TASK STATEMENT. The records below must be duplicated exactly, character for character.

THE RECORDS start

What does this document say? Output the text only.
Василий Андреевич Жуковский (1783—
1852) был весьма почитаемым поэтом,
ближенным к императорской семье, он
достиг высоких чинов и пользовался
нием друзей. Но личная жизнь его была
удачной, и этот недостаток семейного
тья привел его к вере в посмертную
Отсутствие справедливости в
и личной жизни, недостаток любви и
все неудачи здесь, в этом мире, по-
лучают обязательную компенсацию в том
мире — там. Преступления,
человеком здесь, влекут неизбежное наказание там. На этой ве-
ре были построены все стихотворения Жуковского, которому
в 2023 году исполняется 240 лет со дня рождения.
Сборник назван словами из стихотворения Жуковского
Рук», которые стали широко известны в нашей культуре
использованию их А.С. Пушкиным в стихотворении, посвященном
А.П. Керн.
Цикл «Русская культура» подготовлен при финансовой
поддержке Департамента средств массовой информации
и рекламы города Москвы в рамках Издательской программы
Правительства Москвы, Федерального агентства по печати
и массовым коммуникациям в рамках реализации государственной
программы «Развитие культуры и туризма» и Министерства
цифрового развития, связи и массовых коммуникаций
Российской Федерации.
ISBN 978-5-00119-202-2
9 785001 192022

THE RECORDS end

WRITTEN ANSWER.
What does this document say? Output the text only.
Василий Андреевич Жуковский (1783—
1852) был весьма почитаемым поэтом,
ближенным к императорской семье, он
достиг высоких чинов и пользовался
нием друзей. Но личная жизнь его была
удачной, и этот недостаток семейного
тья привел его к вере в посмертную
Отсутствие справедливости в
и личной жизни, недостаток любви и
все неудачи здесь, в этом мире, по-
лучают обязательную компенсацию в том
мире — там. Преступления,
человеком здесь, влекут неизбежное наказание там. На этой ве-
ре были построены все стихотворения Жуковского, которому
в 2023 году исполняется 240 лет со дня рождения.
Сборник назван словами из стихотворения Жуковского
Рук», которые стали широко известны в нашей культуре
использованию их А.С. Пушкиным в стихотворении, посвященном
А.П. Керн.
Цикл «Русская культура» подготовлен при финансовой
поддержке Департамента средств массовой информации
и рекламы города Москвы в рамках Издательской программы
Правительства Москвы, Федерального агентства по печати
и массовым коммуникациям в рамках реализации государственной
программы «Развитие культуры и туризма» и Министерства
цифрового развития, связи и массовых коммуникаций
Российской Федерации.
ISBN 978-5-00119-202-2
9 785001 192022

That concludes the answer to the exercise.